## Begin MATERIAL
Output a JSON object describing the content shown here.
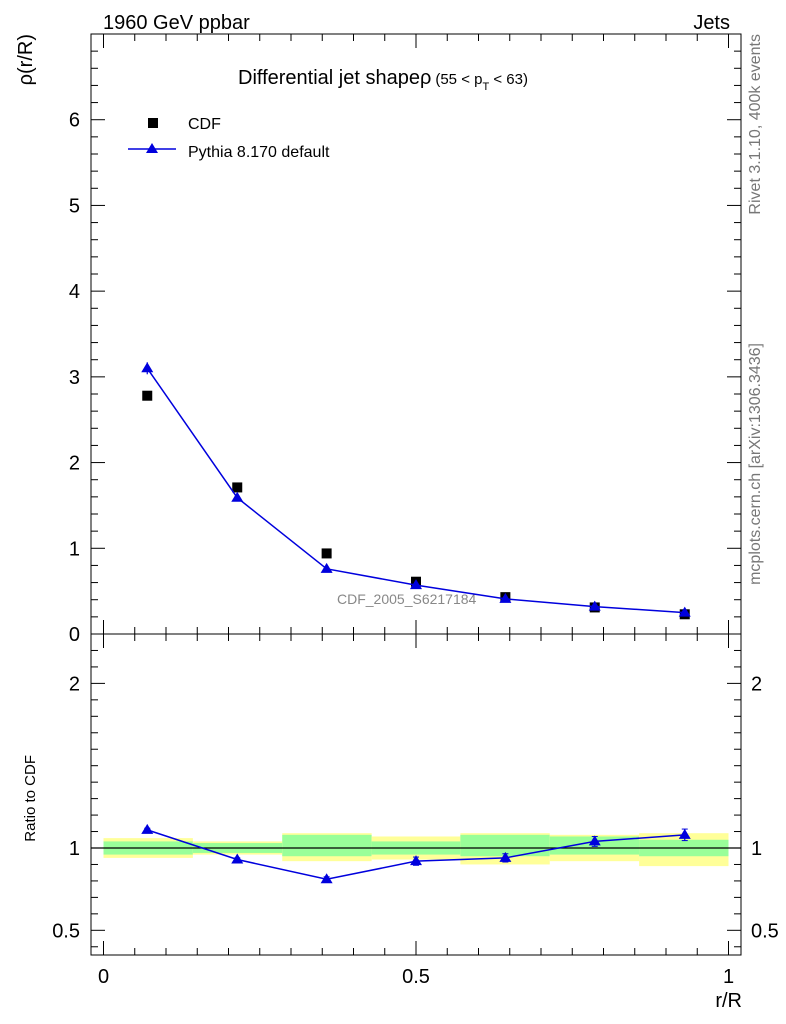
{
  "header": {
    "left": "1960 GeV ppbar",
    "right": "Jets"
  },
  "title": {
    "main": "Differential jet shapeρ",
    "range_prefix": "(55 < p",
    "range_sub": "T",
    "range_suffix": " < 63)"
  },
  "side_labels": {
    "rivet": "Rivet 3.1.10,  400k events",
    "mcplots": "mcplots.cern.ch [arXiv:1306.3436]"
  },
  "watermark": "CDF_2005_S6217184",
  "colors": {
    "data": "#000000",
    "mc": "#0000dd",
    "band_inner": "#99ff99",
    "band_outer": "#ffff99",
    "text_gray": "#777777"
  },
  "chart_data": [
    {
      "type": "scatter",
      "ylabel": "ρ(r/R)",
      "xlim": [
        -0.02,
        1.02
      ],
      "ylim": [
        0,
        7
      ],
      "y_ticks": [
        0,
        1,
        2,
        3,
        4,
        5,
        6
      ],
      "legend": {
        "position": "top-left",
        "entries": [
          "CDF",
          "Pythia 8.170 default"
        ]
      },
      "x": [
        0.07,
        0.214,
        0.357,
        0.5,
        0.643,
        0.786,
        0.93
      ],
      "series": [
        {
          "name": "CDF",
          "values": [
            2.78,
            1.71,
            0.94,
            0.61,
            0.43,
            0.31,
            0.23
          ],
          "errors": [
            0.02,
            0.02,
            0.02,
            0.01,
            0.01,
            0.01,
            0.01
          ]
        },
        {
          "name": "Pythia 8.170 default",
          "values": [
            3.1,
            1.59,
            0.76,
            0.57,
            0.41,
            0.32,
            0.25
          ],
          "errors": [
            0.07,
            0.03,
            0.02,
            0.02,
            0.01,
            0.01,
            0.01
          ]
        }
      ]
    },
    {
      "type": "line",
      "ylabel": "Ratio to CDF",
      "xlabel": "r/R",
      "xlim": [
        -0.02,
        1.02
      ],
      "ylim": [
        0.35,
        2.3
      ],
      "y_ticks": [
        0.5,
        1,
        2
      ],
      "x_ticks": [
        0,
        0.5,
        1
      ],
      "x_tick_labels": [
        "0",
        "0.5",
        "1"
      ],
      "bands": [
        {
          "x0": 0.0,
          "x1": 0.143,
          "inner": [
            0.96,
            1.04
          ],
          "outer": [
            0.94,
            1.06
          ]
        },
        {
          "x0": 0.143,
          "x1": 0.286,
          "inner": [
            0.97,
            1.03
          ],
          "outer": [
            0.96,
            1.04
          ]
        },
        {
          "x0": 0.286,
          "x1": 0.429,
          "inner": [
            0.95,
            1.08
          ],
          "outer": [
            0.92,
            1.09
          ]
        },
        {
          "x0": 0.429,
          "x1": 0.571,
          "inner": [
            0.96,
            1.04
          ],
          "outer": [
            0.93,
            1.07
          ]
        },
        {
          "x0": 0.571,
          "x1": 0.714,
          "inner": [
            0.95,
            1.08
          ],
          "outer": [
            0.9,
            1.09
          ]
        },
        {
          "x0": 0.714,
          "x1": 0.857,
          "inner": [
            0.96,
            1.07
          ],
          "outer": [
            0.92,
            1.08
          ]
        },
        {
          "x0": 0.857,
          "x1": 1.0,
          "inner": [
            0.95,
            1.05
          ],
          "outer": [
            0.89,
            1.09
          ]
        }
      ],
      "series": [
        {
          "name": "Pythia 8.170 default",
          "x": [
            0.07,
            0.214,
            0.357,
            0.5,
            0.643,
            0.786,
            0.93
          ],
          "values": [
            1.11,
            0.93,
            0.81,
            0.92,
            0.94,
            1.04,
            1.08
          ],
          "errors": [
            0.01,
            0.01,
            0.015,
            0.025,
            0.025,
            0.03,
            0.035
          ]
        }
      ]
    }
  ]
}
## End MATERIAL
Retype every record above exactly as written, but leave out the pictures.

Output a JSON object describing the content shown here.
{
  "header": {
    "left": "1960 GeV ppbar",
    "right": "Jets"
  },
  "title": {
    "main": "Differential jet shapeρ",
    "range_prefix": "(55 < p",
    "range_sub": "T",
    "range_suffix": " < 63)"
  },
  "side_labels": {
    "rivet": "Rivet 3.1.10,  400k events",
    "mcplots": "mcplots.cern.ch [arXiv:1306.3436]"
  },
  "watermark": "CDF_2005_S6217184",
  "colors": {
    "data": "#000000",
    "mc": "#0000dd",
    "band_inner": "#99ff99",
    "band_outer": "#ffff99",
    "text_gray": "#777777"
  },
  "chart_data": [
    {
      "type": "scatter",
      "ylabel": "ρ(r/R)",
      "xlim": [
        -0.02,
        1.02
      ],
      "ylim": [
        0,
        7
      ],
      "y_ticks": [
        0,
        1,
        2,
        3,
        4,
        5,
        6
      ],
      "legend": {
        "position": "top-left",
        "entries": [
          "CDF",
          "Pythia 8.170 default"
        ]
      },
      "x": [
        0.07,
        0.214,
        0.357,
        0.5,
        0.643,
        0.786,
        0.93
      ],
      "series": [
        {
          "name": "CDF",
          "values": [
            2.78,
            1.71,
            0.94,
            0.61,
            0.43,
            0.31,
            0.23
          ],
          "errors": [
            0.02,
            0.02,
            0.02,
            0.01,
            0.01,
            0.01,
            0.01
          ]
        },
        {
          "name": "Pythia 8.170 default",
          "values": [
            3.1,
            1.59,
            0.76,
            0.57,
            0.41,
            0.32,
            0.25
          ],
          "errors": [
            0.07,
            0.03,
            0.02,
            0.02,
            0.01,
            0.01,
            0.01
          ]
        }
      ]
    },
    {
      "type": "line",
      "ylabel": "Ratio to CDF",
      "xlabel": "r/R",
      "xlim": [
        -0.02,
        1.02
      ],
      "ylim": [
        0.35,
        2.3
      ],
      "y_ticks": [
        0.5,
        1,
        2
      ],
      "x_ticks": [
        0,
        0.5,
        1
      ],
      "x_tick_labels": [
        "0",
        "0.5",
        "1"
      ],
      "bands": [
        {
          "x0": 0.0,
          "x1": 0.143,
          "inner": [
            0.96,
            1.04
          ],
          "outer": [
            0.94,
            1.06
          ]
        },
        {
          "x0": 0.143,
          "x1": 0.286,
          "inner": [
            0.97,
            1.03
          ],
          "outer": [
            0.96,
            1.04
          ]
        },
        {
          "x0": 0.286,
          "x1": 0.429,
          "inner": [
            0.95,
            1.08
          ],
          "outer": [
            0.92,
            1.09
          ]
        },
        {
          "x0": 0.429,
          "x1": 0.571,
          "inner": [
            0.96,
            1.04
          ],
          "outer": [
            0.93,
            1.07
          ]
        },
        {
          "x0": 0.571,
          "x1": 0.714,
          "inner": [
            0.95,
            1.08
          ],
          "outer": [
            0.9,
            1.09
          ]
        },
        {
          "x0": 0.714,
          "x1": 0.857,
          "inner": [
            0.96,
            1.07
          ],
          "outer": [
            0.92,
            1.08
          ]
        },
        {
          "x0": 0.857,
          "x1": 1.0,
          "inner": [
            0.95,
            1.05
          ],
          "outer": [
            0.89,
            1.09
          ]
        }
      ],
      "series": [
        {
          "name": "Pythia 8.170 default",
          "x": [
            0.07,
            0.214,
            0.357,
            0.5,
            0.643,
            0.786,
            0.93
          ],
          "values": [
            1.11,
            0.93,
            0.81,
            0.92,
            0.94,
            1.04,
            1.08
          ],
          "errors": [
            0.01,
            0.01,
            0.015,
            0.025,
            0.025,
            0.03,
            0.035
          ]
        }
      ]
    }
  ]
}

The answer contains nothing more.